Reproduce the entries in full, with no changes.

— Start of Material for this exercise —

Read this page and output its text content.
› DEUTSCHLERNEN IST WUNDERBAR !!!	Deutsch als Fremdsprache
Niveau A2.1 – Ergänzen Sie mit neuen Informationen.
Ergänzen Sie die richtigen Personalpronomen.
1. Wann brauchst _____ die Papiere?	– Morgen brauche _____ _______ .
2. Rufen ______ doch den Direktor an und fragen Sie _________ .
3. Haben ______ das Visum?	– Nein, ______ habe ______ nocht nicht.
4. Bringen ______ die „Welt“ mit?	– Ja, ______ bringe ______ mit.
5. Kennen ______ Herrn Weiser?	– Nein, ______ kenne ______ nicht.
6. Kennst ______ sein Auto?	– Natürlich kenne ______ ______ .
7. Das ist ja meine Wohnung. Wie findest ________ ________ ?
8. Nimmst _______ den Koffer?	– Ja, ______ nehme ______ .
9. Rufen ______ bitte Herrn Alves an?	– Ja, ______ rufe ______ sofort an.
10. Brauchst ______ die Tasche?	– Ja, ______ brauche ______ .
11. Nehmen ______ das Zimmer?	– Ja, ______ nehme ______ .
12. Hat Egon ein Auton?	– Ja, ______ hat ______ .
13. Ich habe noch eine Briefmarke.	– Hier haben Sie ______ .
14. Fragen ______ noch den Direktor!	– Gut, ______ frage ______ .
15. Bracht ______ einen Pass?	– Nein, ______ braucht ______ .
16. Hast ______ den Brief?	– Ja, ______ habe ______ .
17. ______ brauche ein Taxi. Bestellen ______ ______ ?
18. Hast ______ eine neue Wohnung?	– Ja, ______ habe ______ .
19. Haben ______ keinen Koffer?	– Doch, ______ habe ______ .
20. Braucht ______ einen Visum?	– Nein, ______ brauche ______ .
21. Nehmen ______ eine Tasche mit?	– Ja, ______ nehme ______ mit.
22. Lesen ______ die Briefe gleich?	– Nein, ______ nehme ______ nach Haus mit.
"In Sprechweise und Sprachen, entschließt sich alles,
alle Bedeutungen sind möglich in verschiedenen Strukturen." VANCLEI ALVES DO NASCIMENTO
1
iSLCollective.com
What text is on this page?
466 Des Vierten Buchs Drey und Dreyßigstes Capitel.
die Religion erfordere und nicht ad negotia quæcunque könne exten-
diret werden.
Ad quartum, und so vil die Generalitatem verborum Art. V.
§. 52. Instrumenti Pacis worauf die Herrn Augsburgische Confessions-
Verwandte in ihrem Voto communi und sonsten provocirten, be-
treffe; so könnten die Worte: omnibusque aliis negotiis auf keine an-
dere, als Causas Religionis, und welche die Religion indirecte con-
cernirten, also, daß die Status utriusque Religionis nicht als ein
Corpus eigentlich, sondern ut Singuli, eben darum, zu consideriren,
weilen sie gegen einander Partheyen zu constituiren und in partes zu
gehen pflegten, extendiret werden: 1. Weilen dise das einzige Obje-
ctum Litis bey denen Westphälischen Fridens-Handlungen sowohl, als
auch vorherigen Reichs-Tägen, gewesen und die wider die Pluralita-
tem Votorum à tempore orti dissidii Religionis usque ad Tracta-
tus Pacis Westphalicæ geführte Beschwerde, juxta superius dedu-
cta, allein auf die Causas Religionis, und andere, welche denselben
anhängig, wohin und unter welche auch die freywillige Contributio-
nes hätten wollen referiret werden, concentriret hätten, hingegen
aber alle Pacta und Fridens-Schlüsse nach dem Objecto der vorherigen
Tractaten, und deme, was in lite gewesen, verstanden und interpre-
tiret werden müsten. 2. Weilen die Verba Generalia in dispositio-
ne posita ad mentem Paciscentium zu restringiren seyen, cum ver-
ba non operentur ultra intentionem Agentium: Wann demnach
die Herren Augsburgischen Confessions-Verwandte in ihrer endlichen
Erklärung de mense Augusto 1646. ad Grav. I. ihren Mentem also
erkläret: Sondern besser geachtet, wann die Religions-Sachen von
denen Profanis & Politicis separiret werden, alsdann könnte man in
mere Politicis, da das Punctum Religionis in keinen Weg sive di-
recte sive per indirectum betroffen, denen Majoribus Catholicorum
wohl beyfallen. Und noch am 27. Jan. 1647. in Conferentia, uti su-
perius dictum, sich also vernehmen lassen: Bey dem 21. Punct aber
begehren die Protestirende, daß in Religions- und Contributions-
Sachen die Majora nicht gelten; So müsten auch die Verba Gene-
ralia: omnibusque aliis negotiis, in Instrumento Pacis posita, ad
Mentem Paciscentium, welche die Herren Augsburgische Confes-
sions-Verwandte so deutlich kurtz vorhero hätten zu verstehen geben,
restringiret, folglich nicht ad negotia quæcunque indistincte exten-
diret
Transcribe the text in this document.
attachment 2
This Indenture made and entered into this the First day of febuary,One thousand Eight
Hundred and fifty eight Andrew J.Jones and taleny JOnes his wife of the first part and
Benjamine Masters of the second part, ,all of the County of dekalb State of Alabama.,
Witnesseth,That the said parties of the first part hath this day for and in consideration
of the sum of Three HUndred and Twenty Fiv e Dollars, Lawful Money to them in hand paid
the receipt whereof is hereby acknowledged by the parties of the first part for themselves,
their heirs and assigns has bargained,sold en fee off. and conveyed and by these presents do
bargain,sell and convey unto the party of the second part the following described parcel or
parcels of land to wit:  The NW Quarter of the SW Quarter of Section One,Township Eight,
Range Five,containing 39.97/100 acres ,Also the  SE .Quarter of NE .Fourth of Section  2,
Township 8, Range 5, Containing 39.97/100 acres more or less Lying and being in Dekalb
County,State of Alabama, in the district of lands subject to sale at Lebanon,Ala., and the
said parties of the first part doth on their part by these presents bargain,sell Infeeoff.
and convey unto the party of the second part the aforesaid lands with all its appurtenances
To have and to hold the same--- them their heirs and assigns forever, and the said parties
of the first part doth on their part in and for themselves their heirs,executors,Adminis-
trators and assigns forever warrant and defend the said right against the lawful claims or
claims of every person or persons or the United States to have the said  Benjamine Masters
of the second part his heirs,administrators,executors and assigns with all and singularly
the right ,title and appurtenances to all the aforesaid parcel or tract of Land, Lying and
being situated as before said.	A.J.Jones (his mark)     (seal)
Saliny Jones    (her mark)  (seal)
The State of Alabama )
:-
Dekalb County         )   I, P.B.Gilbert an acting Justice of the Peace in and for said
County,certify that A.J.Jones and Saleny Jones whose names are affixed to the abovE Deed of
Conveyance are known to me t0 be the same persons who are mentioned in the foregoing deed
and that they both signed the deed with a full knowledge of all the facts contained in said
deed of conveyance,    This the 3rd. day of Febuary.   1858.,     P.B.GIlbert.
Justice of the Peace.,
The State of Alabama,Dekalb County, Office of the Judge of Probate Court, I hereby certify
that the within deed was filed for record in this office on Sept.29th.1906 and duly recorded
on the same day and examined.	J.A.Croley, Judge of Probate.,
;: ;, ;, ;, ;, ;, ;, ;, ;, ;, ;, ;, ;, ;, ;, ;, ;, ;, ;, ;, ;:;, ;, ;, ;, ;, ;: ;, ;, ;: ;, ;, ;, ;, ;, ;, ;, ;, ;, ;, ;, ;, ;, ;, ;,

— End of Material for this exercise —

▶ _Full answer_
Read this page and output its text content.
› DEUTSCHLERNEN IST WUNDERBAR !!!	Deutsch als Fremdsprache
Niveau A2.1 – Ergänzen Sie mit neuen Informationen.
Ergänzen Sie die richtigen Personalpronomen.
1. Wann brauchst _____ die Papiere?	– Morgen brauche _____ _______ .
2. Rufen ______ doch den Direktor an und fragen Sie _________ .
3. Haben ______ das Visum?	– Nein, ______ habe ______ nocht nicht.
4. Bringen ______ die „Welt“ mit?	– Ja, ______ bringe ______ mit.
5. Kennen ______ Herrn Weiser?	– Nein, ______ kenne ______ nicht.
6. Kennst ______ sein Auto?	– Natürlich kenne ______ ______ .
7. Das ist ja meine Wohnung. Wie findest ________ ________ ?
8. Nimmst _______ den Koffer?	– Ja, ______ nehme ______ .
9. Rufen ______ bitte Herrn Alves an?	– Ja, ______ rufe ______ sofort an.
10. Brauchst ______ die Tasche?	– Ja, ______ brauche ______ .
11. Nehmen ______ das Zimmer?	– Ja, ______ nehme ______ .
12. Hat Egon ein Auton?	– Ja, ______ hat ______ .
13. Ich habe noch eine Briefmarke.	– Hier haben Sie ______ .
14. Fragen ______ noch den Direktor!	– Gut, ______ frage ______ .
15. Bracht ______ einen Pass?	– Nein, ______ braucht ______ .
16. Hast ______ den Brief?	– Ja, ______ habe ______ .
17. ______ brauche ein Taxi. Bestellen ______ ______ ?
18. Hast ______ eine neue Wohnung?	– Ja, ______ habe ______ .
19. Haben ______ keinen Koffer?	– Doch, ______ habe ______ .
20. Braucht ______ einen Visum?	– Nein, ______ brauche ______ .
21. Nehmen ______ eine Tasche mit?	– Ja, ______ nehme ______ mit.
22. Lesen ______ die Briefe gleich?	– Nein, ______ nehme ______ nach Haus mit.
"In Sprechweise und Sprachen, entschließt sich alles,
alle Bedeutungen sind möglich in verschiedenen Strukturen." VANCLEI ALVES DO NASCIMENTO
1
iSLCollective.com
What text is on this page?
466 Des Vierten Buchs Drey und Dreyßigstes Capitel.
die Religion erfordere und nicht ad negotia quæcunque könne exten-
diret werden.
Ad quartum, und so vil die Generalitatem verborum Art. V.
§. 52. Instrumenti Pacis worauf die Herrn Augsburgische Confessions-
Verwandte in ihrem Voto communi und sonsten provocirten, be-
treffe; so könnten die Worte: omnibusque aliis negotiis auf keine an-
dere, als Causas Religionis, und welche die Religion indirecte con-
cernirten, also, daß die Status utriusque Religionis nicht als ein
Corpus eigentlich, sondern ut Singuli, eben darum, zu consideriren,
weilen sie gegen einander Partheyen zu constituiren und in partes zu
gehen pflegten, extendiret werden: 1. Weilen dise das einzige Obje-
ctum Litis bey denen Westphälischen Fridens-Handlungen sowohl, als
auch vorherigen Reichs-Tägen, gewesen und die wider die Pluralita-
tem Votorum à tempore orti dissidii Religionis usque ad Tracta-
tus Pacis Westphalicæ geführte Beschwerde, juxta superius dedu-
cta, allein auf die Causas Religionis, und andere, welche denselben
anhängig, wohin und unter welche auch die freywillige Contributio-
nes hätten wollen referiret werden, concentriret hätten, hingegen
aber alle Pacta und Fridens-Schlüsse nach dem Objecto der vorherigen
Tractaten, und deme, was in lite gewesen, verstanden und interpre-
tiret werden müsten. 2. Weilen die Verba Generalia in dispositio-
ne posita ad mentem Paciscentium zu restringiren seyen, cum ver-
ba non operentur ultra intentionem Agentium: Wann demnach
die Herren Augsburgischen Confessions-Verwandte in ihrer endlichen
Erklärung de mense Augusto 1646. ad Grav. I. ihren Mentem also
erkläret: Sondern besser geachtet, wann die Religions-Sachen von
denen Profanis & Politicis separiret werden, alsdann könnte man in
mere Politicis, da das Punctum Religionis in keinen Weg sive di-
recte sive per indirectum betroffen, denen Majoribus Catholicorum
wohl beyfallen. Und noch am 27. Jan. 1647. in Conferentia, uti su-
perius dictum, sich also vernehmen lassen: Bey dem 21. Punct aber
begehren die Protestirende, daß in Religions- und Contributions-
Sachen die Majora nicht gelten; So müsten auch die Verba Gene-
ralia: omnibusque aliis negotiis, in Instrumento Pacis posita, ad
Mentem Paciscentium, welche die Herren Augsburgische Confes-
sions-Verwandte so deutlich kurtz vorhero hätten zu verstehen geben,
restringiret, folglich nicht ad negotia quæcunque indistincte exten-
diret
Transcribe the text in this document.
attachment 2
This Indenture made and entered into this the First day of febuary,One thousand Eight
Hundred and fifty eight Andrew J.Jones and taleny JOnes his wife of the first part and
Benjamine Masters of the second part, ,all of the County of dekalb State of Alabama.,
Witnesseth,That the said parties of the first part hath this day for and in consideration
of the sum of Three HUndred and Twenty Fiv e Dollars, Lawful Money to them in hand paid
the receipt whereof is hereby acknowledged by the parties of the first part for themselves,
their heirs and assigns has bargained,sold en fee off. and conveyed and by these presents do
bargain,sell and convey unto the party of the second part the following described parcel or
parcels of land to wit:  The NW Quarter of the SW Quarter of Section One,Township Eight,
Range Five,containing 39.97/100 acres ,Also the  SE .Quarter of NE .Fourth of Section  2,
Township 8, Range 5, Containing 39.97/100 acres more or less Lying and being in Dekalb
County,State of Alabama, in the district of lands subject to sale at Lebanon,Ala., and the
said parties of the first part doth on their part by these presents bargain,sell Infeeoff.
and convey unto the party of the second part the aforesaid lands with all its appurtenances
To have and to hold the same--- them their heirs and assigns forever, and the said parties
of the first part doth on their part in and for themselves their heirs,executors,Adminis-
trators and assigns forever warrant and defend the said right against the lawful claims or
claims of every person or persons or the United States to have the said  Benjamine Masters
of the second part his heirs,administrators,executors and assigns with all and singularly
the right ,title and appurtenances to all the aforesaid parcel or tract of Land, Lying and
being situated as before said.	A.J.Jones (his mark)     (seal)
Saliny Jones    (her mark)  (seal)
The State of Alabama )
:-
Dekalb County         )   I, P.B.Gilbert an acting Justice of the Peace in and for said
County,certify that A.J.Jones and Saleny Jones whose names are affixed to the abovE Deed of
Conveyance are known to me t0 be the same persons who are mentioned in the foregoing deed
and that they both signed the deed with a full knowledge of all the facts contained in said
deed of conveyance,    This the 3rd. day of Febuary.   1858.,     P.B.GIlbert.
Justice of the Peace.,
The State of Alabama,Dekalb County, Office of the Judge of Probate Court, I hereby certify
that the within deed was filed for record in this office on Sept.29th.1906 and duly recorded
on the same day and examined.	J.A.Croley, Judge of Probate.,
;: ;, ;, ;, ;, ;, ;, ;, ;, ;, ;, ;, ;, ;, ;, ;, ;, ;, ;, ;, ;:;, ;, ;, ;, ;, ;: ;, ;, ;: ;, ;, ;, ;, ;, ;, ;, ;, ;, ;, ;, ;, ;, ;, ;,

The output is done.